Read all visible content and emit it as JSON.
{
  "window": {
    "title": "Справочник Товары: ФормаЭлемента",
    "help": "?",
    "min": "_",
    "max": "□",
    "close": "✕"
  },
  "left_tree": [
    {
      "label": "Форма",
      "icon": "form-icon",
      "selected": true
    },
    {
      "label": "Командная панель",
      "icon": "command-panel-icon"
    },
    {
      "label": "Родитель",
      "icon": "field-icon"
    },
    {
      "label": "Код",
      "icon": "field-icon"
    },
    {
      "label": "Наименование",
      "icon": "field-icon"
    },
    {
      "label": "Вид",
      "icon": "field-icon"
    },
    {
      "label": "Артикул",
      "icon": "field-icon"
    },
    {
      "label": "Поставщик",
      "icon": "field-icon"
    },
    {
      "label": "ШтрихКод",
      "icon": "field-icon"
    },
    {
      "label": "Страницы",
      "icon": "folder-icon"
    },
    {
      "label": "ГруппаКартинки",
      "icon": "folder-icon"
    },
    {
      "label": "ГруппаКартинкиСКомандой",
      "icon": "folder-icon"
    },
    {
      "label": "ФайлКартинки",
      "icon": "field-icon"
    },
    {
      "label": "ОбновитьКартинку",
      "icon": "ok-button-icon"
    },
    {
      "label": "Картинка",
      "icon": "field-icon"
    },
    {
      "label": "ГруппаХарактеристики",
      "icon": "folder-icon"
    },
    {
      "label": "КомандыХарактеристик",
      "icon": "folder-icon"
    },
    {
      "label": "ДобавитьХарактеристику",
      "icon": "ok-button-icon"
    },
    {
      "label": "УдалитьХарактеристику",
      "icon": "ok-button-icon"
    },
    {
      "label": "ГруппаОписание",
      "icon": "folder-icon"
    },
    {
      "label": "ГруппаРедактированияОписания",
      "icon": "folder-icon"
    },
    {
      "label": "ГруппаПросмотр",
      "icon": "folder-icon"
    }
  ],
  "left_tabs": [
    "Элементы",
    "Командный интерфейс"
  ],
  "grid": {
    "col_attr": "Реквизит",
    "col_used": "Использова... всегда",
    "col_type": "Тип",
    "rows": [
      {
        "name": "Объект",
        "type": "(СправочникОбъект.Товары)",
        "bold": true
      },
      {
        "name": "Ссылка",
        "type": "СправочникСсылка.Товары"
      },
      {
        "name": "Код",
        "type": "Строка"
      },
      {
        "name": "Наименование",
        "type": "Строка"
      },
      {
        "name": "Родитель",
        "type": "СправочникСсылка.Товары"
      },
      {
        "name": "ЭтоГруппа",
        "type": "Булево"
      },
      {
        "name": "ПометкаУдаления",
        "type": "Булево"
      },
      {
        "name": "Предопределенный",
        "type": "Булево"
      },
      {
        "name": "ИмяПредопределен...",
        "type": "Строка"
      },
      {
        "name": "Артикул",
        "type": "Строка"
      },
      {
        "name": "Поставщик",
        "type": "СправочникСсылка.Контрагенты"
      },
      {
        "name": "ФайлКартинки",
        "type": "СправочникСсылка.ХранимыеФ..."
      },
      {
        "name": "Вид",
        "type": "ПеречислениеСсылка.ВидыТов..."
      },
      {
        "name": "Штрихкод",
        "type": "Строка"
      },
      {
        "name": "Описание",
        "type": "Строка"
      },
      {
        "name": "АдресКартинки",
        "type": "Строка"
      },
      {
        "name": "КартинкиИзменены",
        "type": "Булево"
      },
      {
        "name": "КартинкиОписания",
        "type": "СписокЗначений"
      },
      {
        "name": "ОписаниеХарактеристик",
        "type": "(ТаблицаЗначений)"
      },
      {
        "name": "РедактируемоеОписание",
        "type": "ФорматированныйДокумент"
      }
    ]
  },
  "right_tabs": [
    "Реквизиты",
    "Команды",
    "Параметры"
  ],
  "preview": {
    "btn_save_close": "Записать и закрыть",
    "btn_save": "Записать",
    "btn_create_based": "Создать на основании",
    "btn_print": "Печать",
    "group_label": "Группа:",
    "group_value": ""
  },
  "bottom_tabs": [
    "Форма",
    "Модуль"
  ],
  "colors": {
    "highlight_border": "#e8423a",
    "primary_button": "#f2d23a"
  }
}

» **Exercise**
Print every record exactly as it was given.

» **Task response**
Read all visible content and emit it as JSON.
{
  "window": {
    "title": "Справочник Товары: ФормаЭлемента",
    "help": "?",
    "min": "_",
    "max": "□",
    "close": "✕"
  },
  "left_tree": [
    {
      "label": "Форма",
      "icon": "form-icon",
      "selected": true
    },
    {
      "label": "Командная панель",
      "icon": "command-panel-icon"
    },
    {
      "label": "Родитель",
      "icon": "field-icon"
    },
    {
      "label": "Код",
      "icon": "field-icon"
    },
    {
      "label": "Наименование",
      "icon": "field-icon"
    },
    {
      "label": "Вид",
      "icon": "field-icon"
    },
    {
      "label": "Артикул",
      "icon": "field-icon"
    },
    {
      "label": "Поставщик",
      "icon": "field-icon"
    },
    {
      "label": "ШтрихКод",
      "icon": "field-icon"
    },
    {
      "label": "Страницы",
      "icon": "folder-icon"
    },
    {
      "label": "ГруппаКартинки",
      "icon": "folder-icon"
    },
    {
      "label": "ГруппаКартинкиСКомандой",
      "icon": "folder-icon"
    },
    {
      "label": "ФайлКартинки",
      "icon": "field-icon"
    },
    {
      "label": "ОбновитьКартинку",
      "icon": "ok-button-icon"
    },
    {
      "label": "Картинка",
      "icon": "field-icon"
    },
    {
      "label": "ГруппаХарактеристики",
      "icon": "folder-icon"
    },
    {
      "label": "КомандыХарактеристик",
      "icon": "folder-icon"
    },
    {
      "label": "ДобавитьХарактеристику",
      "icon": "ok-button-icon"
    },
    {
      "label": "УдалитьХарактеристику",
      "icon": "ok-button-icon"
    },
    {
      "label": "ГруппаОписание",
      "icon": "folder-icon"
    },
    {
      "label": "ГруппаРедактированияОписания",
      "icon": "folder-icon"
    },
    {
      "label": "ГруппаПросмотр",
      "icon": "folder-icon"
    }
  ],
  "left_tabs": [
    "Элементы",
    "Командный интерфейс"
  ],
  "grid": {
    "col_attr": "Реквизит",
    "col_used": "Использова... всегда",
    "col_type": "Тип",
    "rows": [
      {
        "name": "Объект",
        "type": "(СправочникОбъект.Товары)",
        "bold": true
      },
      {
        "name": "Ссылка",
        "type": "СправочникСсылка.Товары"
      },
      {
        "name": "Код",
        "type": "Строка"
      },
      {
        "name": "Наименование",
        "type": "Строка"
      },
      {
        "name": "Родитель",
        "type": "СправочникСсылка.Товары"
      },
      {
        "name": "ЭтоГруппа",
        "type": "Булево"
      },
      {
        "name": "ПометкаУдаления",
        "type": "Булево"
      },
      {
        "name": "Предопределенный",
        "type": "Булево"
      },
      {
        "name": "ИмяПредопределен...",
        "type": "Строка"
      },
      {
        "name": "Артикул",
        "type": "Строка"
      },
      {
        "name": "Поставщик",
        "type": "СправочникСсылка.Контрагенты"
      },
      {
        "name": "ФайлКартинки",
        "type": "СправочникСсылка.ХранимыеФ..."
      },
      {
        "name": "Вид",
        "type": "ПеречислениеСсылка.ВидыТов..."
      },
      {
        "name": "Штрихкод",
        "type": "Строка"
      },
      {
        "name": "Описание",
        "type": "Строка"
      },
      {
        "name": "АдресКартинки",
        "type": "Строка"
      },
      {
        "name": "КартинкиИзменены",
        "type": "Булево"
      },
      {
        "name": "КартинкиОписания",
        "type": "СписокЗначений"
      },
      {
        "name": "ОписаниеХарактеристик",
        "type": "(ТаблицаЗначений)"
      },
      {
        "name": "РедактируемоеОписание",
        "type": "ФорматированныйДокумент"
      }
    ]
  },
  "right_tabs": [
    "Реквизиты",
    "Команды",
    "Параметры"
  ],
  "preview": {
    "btn_save_close": "Записать и закрыть",
    "btn_save": "Записать",
    "btn_create_based": "Создать на основании",
    "btn_print": "Печать",
    "group_label": "Группа:",
    "group_value": ""
  },
  "bottom_tabs": [
    "Форма",
    "Модуль"
  ],
  "colors": {
    "highlight_border": "#e8423a",
    "primary_button": "#f2d23a"
  }
}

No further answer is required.